===== Provided text =====
How information war can kill

Full video transcript

How information war can kill:

the Chernobyl case

Russia uses many techniques

in its hybrid war against Ukraine,

but key amongst them

is its information war.

How information is twisted,

retained and spread, is all part of this.

We visited the scene

of one of the Soviet Union's

worst abuses of information:

the cover-up

of a nuclear explosion in Chernobyl.

To see how its techniques

then caused suffering,

which could be

continuing even today.

There has been a nuclear accident

and the Soviets have confirmed it.

One of the reactors at the Chernobyl

plant near Kiev was damaged

and there is speculation in Moscow

that people were injured

and may have died.

On the night of the 26th of April 1986

a test was being carried out

at the Chernobyl nuclear reactors.

A surge of energy led to a massive

explosion in reactor number 4.

The resulting radioactive cloud

soon started moving north.

Eventually, it had

reached an area of Europe

stretching from Ukraine

to the Atlantic Ocean.

And this, over my left shoulder

with the yellow scaffolding,

is reactor number 4.

This is the reactor which exploded

on the night

of April the 26th 1986,

sending a plume of radiation

into the atmosphere.

Today, as you can see,

a Geiger counter,

which would normally reach

about 0.12 on a normal street,

is reading 2.43.

And the readings

in this area have reached up to 7.

How was information

provided to the people most at risk,

those living in the area?

There were 2 evacuations.

The first was of the people

in the nearest big town, Pripyat.

All of them had got information

about the explosion of the plant,

but they didn't know

to believe or not to believe in that.

The next day, after the accident, they

could see a lot of busses on this way.

They were evacuating the inhabitants

of Pripyat. 50,000 people.

They were using

about 1,500 busses for that.

Was is a temporary evacuation?

- Yes, the town...

They were sure that they would come

back soon, because they were told...

They really believed

they would be back here in 3 days.
===== Data segment =====
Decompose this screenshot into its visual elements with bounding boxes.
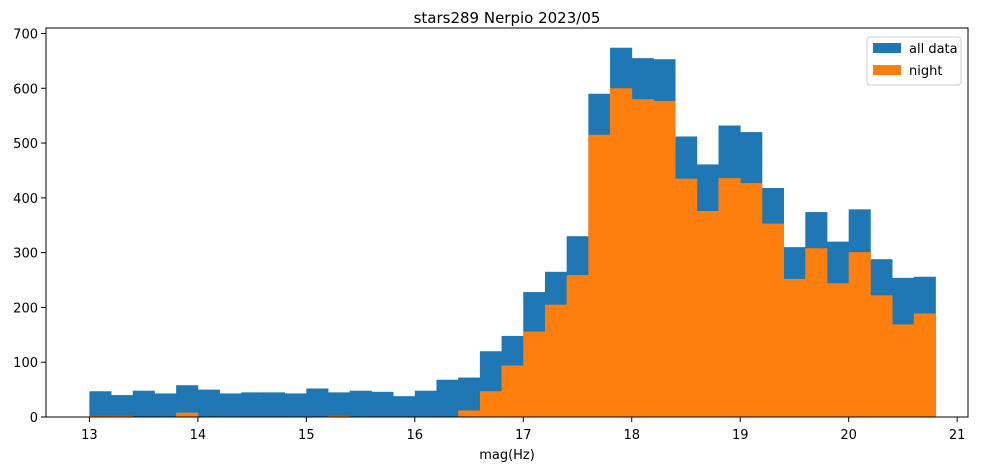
=====
### Task statement:
Output the part of the Chernobyl transcript starting at "On the night of" and ending at "in reactor number 4.", word for word. The lines above come from a separate source.

### Final result:
On the night of the 26th of April 1986

a test was being carried out

at the Chernobyl nuclear reactors.

A surge of energy led to a massive

explosion in reactor number 4.